» TASK GOAL: Every entry should be repeated exactly. Omit the pictures.

» DATA SECTION:
• • • • •
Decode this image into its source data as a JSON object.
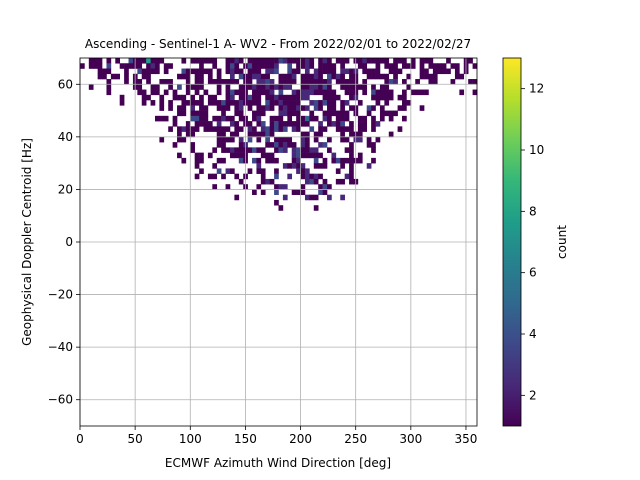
{
  "chart_data": {
    "type": "heatmap",
    "title": "Ascending - Sentinel-1 A- WV2 - From 2022/02/01 to 2022/02/27",
    "xlabel": "ECMWF Azimuth Wind Direction [deg]",
    "ylabel": "Geophysical Doppler Centroid [Hz]",
    "xlim": [
      0,
      360
    ],
    "ylim": [
      -70,
      70
    ],
    "xticks": [
      0,
      50,
      100,
      150,
      200,
      250,
      300,
      350
    ],
    "yticks": [
      -60,
      -40,
      -20,
      0,
      20,
      40,
      60
    ],
    "grid": true,
    "bin_size": {
      "x": 4,
      "y": 2
    },
    "colorbar": {
      "label": "count",
      "colormap": "viridis",
      "range": [
        1,
        13
      ],
      "ticks": [
        2,
        4,
        6,
        8,
        10,
        12
      ]
    },
    "colors": {
      "viridis": [
        "#440154",
        "#482878",
        "#3e4989",
        "#31688e",
        "#26828e",
        "#1f9e89",
        "#35b779",
        "#6ece58",
        "#b5de2b",
        "#fde725"
      ],
      "grid": "#b0b0b0"
    },
    "density_profile": {
      "description_free_note": "",
      "x_bins_deg": [
        0,
        20,
        40,
        60,
        80,
        100,
        120,
        140,
        160,
        180,
        200,
        220,
        240,
        260,
        280,
        300,
        320,
        340,
        360
      ],
      "y_lower_edge_hz": [
        62,
        56,
        52,
        46,
        38,
        30,
        22,
        16,
        18,
        16,
        16,
        16,
        20,
        30,
        40,
        50,
        56,
        58,
        60
      ]
    },
    "notable_bins": [
      {
        "x": 62,
        "y": 69,
        "value": 7
      },
      {
        "x": 180,
        "y": 57,
        "value": 4
      },
      {
        "x": 206,
        "y": 47,
        "value": 5
      },
      {
        "x": 210,
        "y": 43,
        "value": 4
      },
      {
        "x": 222,
        "y": 37,
        "value": 4
      },
      {
        "x": 214,
        "y": 53,
        "value": 4
      },
      {
        "x": 238,
        "y": 45,
        "value": 3
      },
      {
        "x": 170,
        "y": 43,
        "value": 3
      },
      {
        "x": 198,
        "y": 33,
        "value": 3
      },
      {
        "x": 226,
        "y": 63,
        "value": 3
      }
    ]
  }
}
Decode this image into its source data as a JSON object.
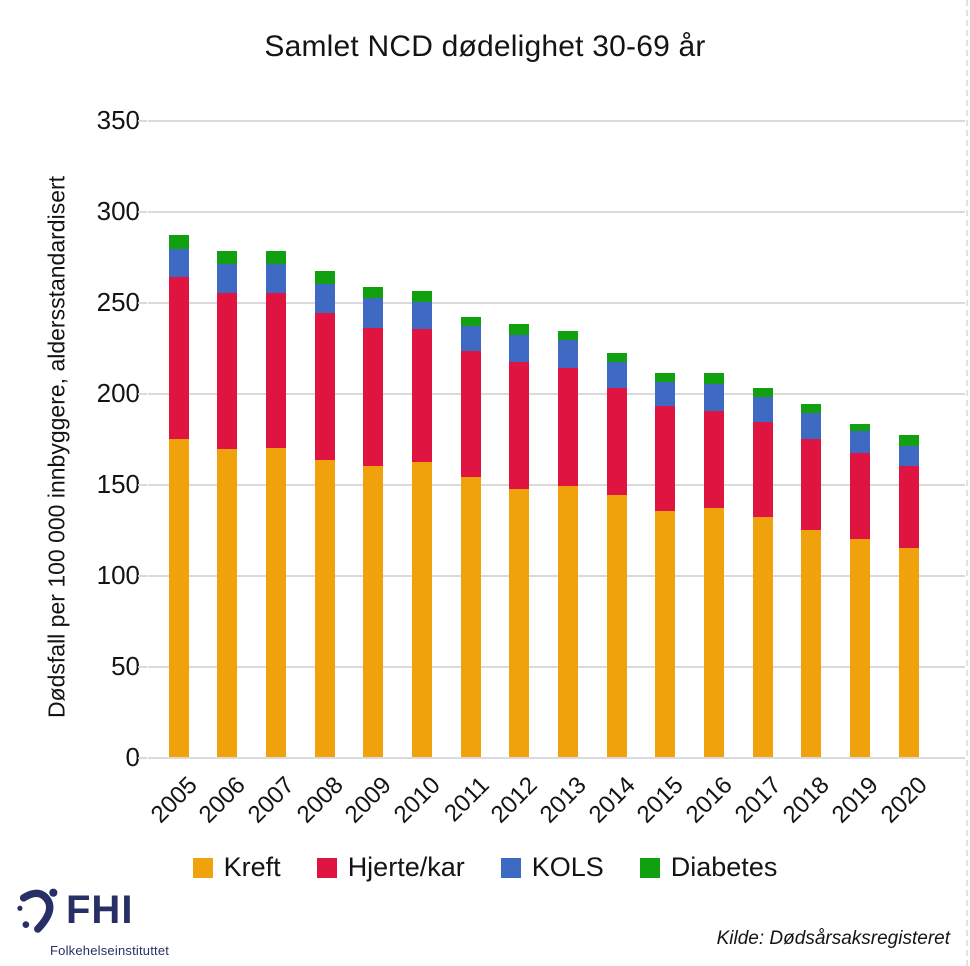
{
  "title": "Samlet NCD dødelighet 30-69 år",
  "chart_data": {
    "type": "bar",
    "stacked": true,
    "title": "Samlet NCD dødelighet 30-69 år",
    "xlabel": "",
    "ylabel": "Dødsfall per 100 000 innbyggere, aldersstandardisert",
    "ylim": [
      0,
      350
    ],
    "ytick_step": 50,
    "grid": true,
    "legend_position": "bottom",
    "categories": [
      "2005",
      "2006",
      "2007",
      "2008",
      "2009",
      "2010",
      "2011",
      "2012",
      "2013",
      "2014",
      "2015",
      "2016",
      "2017",
      "2018",
      "2019",
      "2020"
    ],
    "series": [
      {
        "name": "Kreft",
        "color": "#EFA20B",
        "values": [
          175,
          169,
          170,
          163,
          160,
          162,
          154,
          147,
          149,
          144,
          135,
          137,
          132,
          125,
          120,
          115
        ]
      },
      {
        "name": "Hjerte/kar",
        "color": "#E01440",
        "values": [
          89,
          86,
          85,
          81,
          76,
          73,
          69,
          70,
          65,
          59,
          58,
          53,
          52,
          50,
          47,
          45
        ]
      },
      {
        "name": "KOLS",
        "color": "#3F6AC4",
        "values": [
          15,
          16,
          16,
          16,
          16,
          15,
          14,
          15,
          15,
          14,
          13,
          15,
          14,
          14,
          12,
          11
        ]
      },
      {
        "name": "Diabetes",
        "color": "#10A010",
        "values": [
          8,
          7,
          7,
          7,
          6,
          6,
          5,
          6,
          5,
          5,
          5,
          6,
          5,
          5,
          4,
          6
        ]
      }
    ]
  },
  "footer": {
    "source": "Kilde: Dødsårsaksregisteret",
    "logo": {
      "abbr": "FHI",
      "name": "Folkehelseinstituttet",
      "color": "#272f66"
    }
  }
}
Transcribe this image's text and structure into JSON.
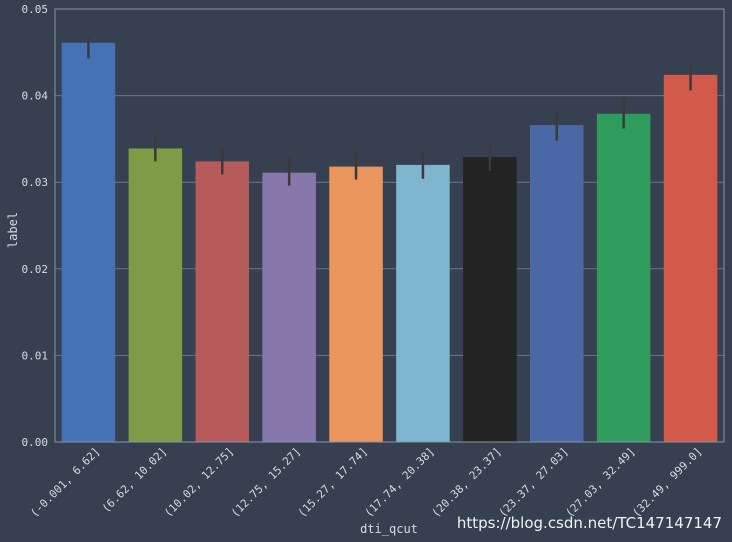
{
  "chart_data": {
    "type": "bar",
    "title": "",
    "xlabel": "dti_qcut",
    "ylabel": "label",
    "categories": [
      "(-0.001, 6.62]",
      "(6.62, 10.02]",
      "(10.02, 12.75]",
      "(12.75, 15.27]",
      "(15.27, 17.74]",
      "(17.74, 20.38]",
      "(20.38, 23.37]",
      "(23.37, 27.03]",
      "(27.03, 32.49]",
      "(32.49, 999.0]"
    ],
    "values": [
      0.0461,
      0.0339,
      0.0324,
      0.0311,
      0.0318,
      0.032,
      0.0329,
      0.0366,
      0.0379,
      0.0424
    ],
    "error_bars": [
      [
        0.0443,
        0.0468
      ],
      [
        0.0324,
        0.0355
      ],
      [
        0.0309,
        0.0341
      ],
      [
        0.0296,
        0.0329
      ],
      [
        0.0303,
        0.0335
      ],
      [
        0.0304,
        0.0335
      ],
      [
        0.0313,
        0.0345
      ],
      [
        0.0348,
        0.0381
      ],
      [
        0.0362,
        0.0398
      ],
      [
        0.0406,
        0.0436
      ]
    ],
    "colors": [
      "#4572b6",
      "#7f9b47",
      "#b65a5a",
      "#8678ab",
      "#ea955b",
      "#7fb6cf",
      "#232323",
      "#4a67a6",
      "#2f9b5c",
      "#d15a4b"
    ],
    "ylim": [
      0,
      0.05
    ],
    "yticks": [
      "0.00",
      "0.01",
      "0.02",
      "0.03",
      "0.04",
      "0.05"
    ],
    "grid": true
  },
  "watermark": "https://blog.csdn.net/TC147147147",
  "theme": {
    "background": "#374050",
    "grid": "#6c7590",
    "frame": "#8a93aa",
    "errorbar": "#3a3a3a"
  }
}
• • • • •
» THE ANSWER:
Decode this image into its source data as a JSON object.
{
  "chart_data": {
    "type": "heatmap",
    "title": "Ascending - Sentinel-1 A- WV2 - From 2022/02/01 to 2022/02/27",
    "xlabel": "ECMWF Azimuth Wind Direction [deg]",
    "ylabel": "Geophysical Doppler Centroid [Hz]",
    "xlim": [
      0,
      360
    ],
    "ylim": [
      -70,
      70
    ],
    "xticks": [
      0,
      50,
      100,
      150,
      200,
      250,
      300,
      350
    ],
    "yticks": [
      -60,
      -40,
      -20,
      0,
      20,
      40,
      60
    ],
    "grid": true,
    "bin_size": {
      "x": 4,
      "y": 2
    },
    "colorbar": {
      "label": "count",
      "colormap": "viridis",
      "range": [
        1,
        13
      ],
      "ticks": [
        2,
        4,
        6,
        8,
        10,
        12
      ]
    },
    "colors": {
      "viridis": [
        "#440154",
        "#482878",
        "#3e4989",
        "#31688e",
        "#26828e",
        "#1f9e89",
        "#35b779",
        "#6ece58",
        "#b5de2b",
        "#fde725"
      ],
      "grid": "#b0b0b0"
    },
    "density_profile": {
      "description_free_note": "",
      "x_bins_deg": [
        0,
        20,
        40,
        60,
        80,
        100,
        120,
        140,
        160,
        180,
        200,
        220,
        240,
        260,
        280,
        300,
        320,
        340,
        360
      ],
      "y_lower_edge_hz": [
        62,
        56,
        52,
        46,
        38,
        30,
        22,
        16,
        18,
        16,
        16,
        16,
        20,
        30,
        40,
        50,
        56,
        58,
        60
      ]
    },
    "notable_bins": [
      {
        "x": 62,
        "y": 69,
        "value": 7
      },
      {
        "x": 180,
        "y": 57,
        "value": 4
      },
      {
        "x": 206,
        "y": 47,
        "value": 5
      },
      {
        "x": 210,
        "y": 43,
        "value": 4
      },
      {
        "x": 222,
        "y": 37,
        "value": 4
      },
      {
        "x": 214,
        "y": 53,
        "value": 4
      },
      {
        "x": 238,
        "y": 45,
        "value": 3
      },
      {
        "x": 170,
        "y": 43,
        "value": 3
      },
      {
        "x": 198,
        "y": 33,
        "value": 3
      },
      {
        "x": 226,
        "y": 63,
        "value": 3
      }
    ]
  }
}
Decode this image into its source data as a JSON object.
{
  "title": "Samlet NCD dødelighet 30-69 år",
  "chart_data": {
    "type": "bar",
    "stacked": true,
    "title": "Samlet NCD dødelighet 30-69 år",
    "xlabel": "",
    "ylabel": "Dødsfall per 100 000 innbyggere, aldersstandardisert",
    "ylim": [
      0,
      350
    ],
    "ytick_step": 50,
    "grid": true,
    "legend_position": "bottom",
    "categories": [
      "2005",
      "2006",
      "2007",
      "2008",
      "2009",
      "2010",
      "2011",
      "2012",
      "2013",
      "2014",
      "2015",
      "2016",
      "2017",
      "2018",
      "2019",
      "2020"
    ],
    "series": [
      {
        "name": "Kreft",
        "color": "#EFA20B",
        "values": [
          175,
          169,
          170,
          163,
          160,
          162,
          154,
          147,
          149,
          144,
          135,
          137,
          132,
          125,
          120,
          115
        ]
      },
      {
        "name": "Hjerte/kar",
        "color": "#E01440",
        "values": [
          89,
          86,
          85,
          81,
          76,
          73,
          69,
          70,
          65,
          59,
          58,
          53,
          52,
          50,
          47,
          45
        ]
      },
      {
        "name": "KOLS",
        "color": "#3F6AC4",
        "values": [
          15,
          16,
          16,
          16,
          16,
          15,
          14,
          15,
          15,
          14,
          13,
          15,
          14,
          14,
          12,
          11
        ]
      },
      {
        "name": "Diabetes",
        "color": "#10A010",
        "values": [
          8,
          7,
          7,
          7,
          6,
          6,
          5,
          6,
          5,
          5,
          5,
          6,
          5,
          5,
          4,
          6
        ]
      }
    ]
  },
  "footer": {
    "source": "Kilde: Dødsårsaksregisteret",
    "logo": {
      "abbr": "FHI",
      "name": "Folkehelseinstituttet",
      "color": "#272f66"
    }
  }
}
Transcribe this image's text and structure into JSON.
{
  "chart_data": {
    "type": "bar",
    "title": "",
    "xlabel": "dti_qcut",
    "ylabel": "label",
    "categories": [
      "(-0.001, 6.62]",
      "(6.62, 10.02]",
      "(10.02, 12.75]",
      "(12.75, 15.27]",
      "(15.27, 17.74]",
      "(17.74, 20.38]",
      "(20.38, 23.37]",
      "(23.37, 27.03]",
      "(27.03, 32.49]",
      "(32.49, 999.0]"
    ],
    "values": [
      0.0461,
      0.0339,
      0.0324,
      0.0311,
      0.0318,
      0.032,
      0.0329,
      0.0366,
      0.0379,
      0.0424
    ],
    "error_bars": [
      [
        0.0443,
        0.0468
      ],
      [
        0.0324,
        0.0355
      ],
      [
        0.0309,
        0.0341
      ],
      [
        0.0296,
        0.0329
      ],
      [
        0.0303,
        0.0335
      ],
      [
        0.0304,
        0.0335
      ],
      [
        0.0313,
        0.0345
      ],
      [
        0.0348,
        0.0381
      ],
      [
        0.0362,
        0.0398
      ],
      [
        0.0406,
        0.0436
      ]
    ],
    "colors": [
      "#4572b6",
      "#7f9b47",
      "#b65a5a",
      "#8678ab",
      "#ea955b",
      "#7fb6cf",
      "#232323",
      "#4a67a6",
      "#2f9b5c",
      "#d15a4b"
    ],
    "ylim": [
      0,
      0.05
    ],
    "yticks": [
      "0.00",
      "0.01",
      "0.02",
      "0.03",
      "0.04",
      "0.05"
    ],
    "grid": true
  },
  "watermark": "https://blog.csdn.net/TC147147147",
  "theme": {
    "background": "#374050",
    "grid": "#6c7590",
    "frame": "#8a93aa",
    "errorbar": "#3a3a3a"
  }
}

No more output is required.